The one thing you have to imagine is that if you have a potential and you have states of a potential, if the potential changes, the states change. But here comes something very nice. They never appear or disappear. And this is something probably you haven't thought about this all that much. Because you had, for example, a square, finite square well.

If you made this more deep, you've got more bound states. If you made it less deep, the bound states disappear. What does it mean the bound states disappear? Nothing, really can disappear.

What really is happening, if you have the bounds, the square well. You have a couple of bound states, say. But then you have an infinity of scatterings states. And as you make this potential less shallow, the last bound state is approaching here. And at one state, it changes identity and becomes a scatterings state, but it never gets lost.

And how, when you make this deeper and deeper you get more state, is the scattering state suddenly borrowing, lending you a state that goes down? The states never get lost or disappear. And you will, say, how could you demonstrate that? That sounds like science fiction, because, well, there's infinitely many states here. How do you know it borrowed one?

Well, you can do it by putting it in a very large box. And then the states here are going to be finitely countable and discrete. And then you can track and see indeed how the states become bound. So you'd never lose or gain states. And that's a very, very powerful statement about quantum states in a system.

So this is what we're going to need to prove Levinson's theorem. So Levinson theorem theorem-- so it relates a number of bound states of the potential to the excursion of the phase shift. So let's state it completely. It relates the number N of bound states of the potential to the excursion, excursion of the phase from E equals 0 to E equals infinity.

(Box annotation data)
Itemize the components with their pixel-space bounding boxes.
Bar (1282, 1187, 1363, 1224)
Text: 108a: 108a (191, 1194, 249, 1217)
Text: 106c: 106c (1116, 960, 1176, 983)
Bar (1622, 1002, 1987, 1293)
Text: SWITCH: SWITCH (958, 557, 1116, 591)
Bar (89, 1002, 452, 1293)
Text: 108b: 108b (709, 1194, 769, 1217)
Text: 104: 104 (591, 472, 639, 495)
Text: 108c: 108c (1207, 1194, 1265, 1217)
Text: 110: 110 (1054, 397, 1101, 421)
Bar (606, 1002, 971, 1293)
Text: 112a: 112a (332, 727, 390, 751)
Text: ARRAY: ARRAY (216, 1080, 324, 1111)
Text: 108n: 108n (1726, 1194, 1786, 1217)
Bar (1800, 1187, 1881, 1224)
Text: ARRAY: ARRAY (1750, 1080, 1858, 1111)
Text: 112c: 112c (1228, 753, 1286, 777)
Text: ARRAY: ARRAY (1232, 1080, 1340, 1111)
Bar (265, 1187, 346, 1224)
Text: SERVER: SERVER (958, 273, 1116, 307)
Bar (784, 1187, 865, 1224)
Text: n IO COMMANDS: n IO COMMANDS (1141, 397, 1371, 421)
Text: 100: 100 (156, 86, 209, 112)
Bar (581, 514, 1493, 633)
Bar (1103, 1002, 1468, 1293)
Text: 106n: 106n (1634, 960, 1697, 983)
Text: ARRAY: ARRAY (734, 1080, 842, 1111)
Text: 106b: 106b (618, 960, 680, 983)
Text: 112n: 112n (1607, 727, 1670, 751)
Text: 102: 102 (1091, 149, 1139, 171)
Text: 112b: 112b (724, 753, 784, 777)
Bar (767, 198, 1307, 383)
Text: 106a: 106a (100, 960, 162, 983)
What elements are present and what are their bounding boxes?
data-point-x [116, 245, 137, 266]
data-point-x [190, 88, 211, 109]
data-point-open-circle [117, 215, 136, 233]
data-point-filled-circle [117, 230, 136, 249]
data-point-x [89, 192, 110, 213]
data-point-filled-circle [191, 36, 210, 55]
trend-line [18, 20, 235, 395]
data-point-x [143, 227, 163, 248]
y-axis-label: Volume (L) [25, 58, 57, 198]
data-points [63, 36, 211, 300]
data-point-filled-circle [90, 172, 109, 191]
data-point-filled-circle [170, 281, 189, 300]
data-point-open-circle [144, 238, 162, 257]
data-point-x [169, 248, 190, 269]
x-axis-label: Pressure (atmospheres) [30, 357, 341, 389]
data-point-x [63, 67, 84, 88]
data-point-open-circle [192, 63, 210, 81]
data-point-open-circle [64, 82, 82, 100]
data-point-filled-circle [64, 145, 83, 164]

— Exercise set —
**A.** Reproduce the stretch of the lecture excerpt on bound states from "So this is what" through "E equals infinity.".
**B.** Carry on the lecture excerpt on bound states and Levinson's theorem from its last sentence.

— Results of the exercise —
**A.**
So this is what we're going to need to prove Levinson's theorem. So Levinson theorem theorem-- so it relates a number of bound states of the potential to the excursion of the phase shift. So let's state it completely. It relates the number N of bound states of the potential to the excursion, excursion of the phase from E equals 0 to E equals infinity.

**B.**
So in other words, it says that N is 1 over pi delta of 0 minus delta of infinity, a number of bound states of your potential is predicted by the behavior of the phase shift of scattering. So how do we do this? This is what we want to prove.

So consider, again, our potential of range R and 0 here and here is x. And I want you to be able to count states, but discovering states are a continuous set of states. So in order to count states, we're going to put a wall here, as well, at some big distance L much bigger than A than R.

And we're going, therefore-- now the states are going to be quantized. They're never going be quite scatterings states. They're going to look like scatterings states. But they're precisely in the way that they vanished at this point.

Now you would say, OK, that's already a little dangerous to be. Oh, you've changed the problem a little, yes. But we're going to do the analysis and see if the result depends on L. If it doesn't depend on L and L is very large, we'll take the limit this L goes to infinity. And we claim, we have answer.

So we argue that L is a regulator, regulator to avoid a continuum, continuum of states to avoid that continuum of states. All right, so let's begin to count. To count this thing, we start with the case where there is no potential again. And why is that? Because we're going to try to compare the situation with no potential to the situation with potential.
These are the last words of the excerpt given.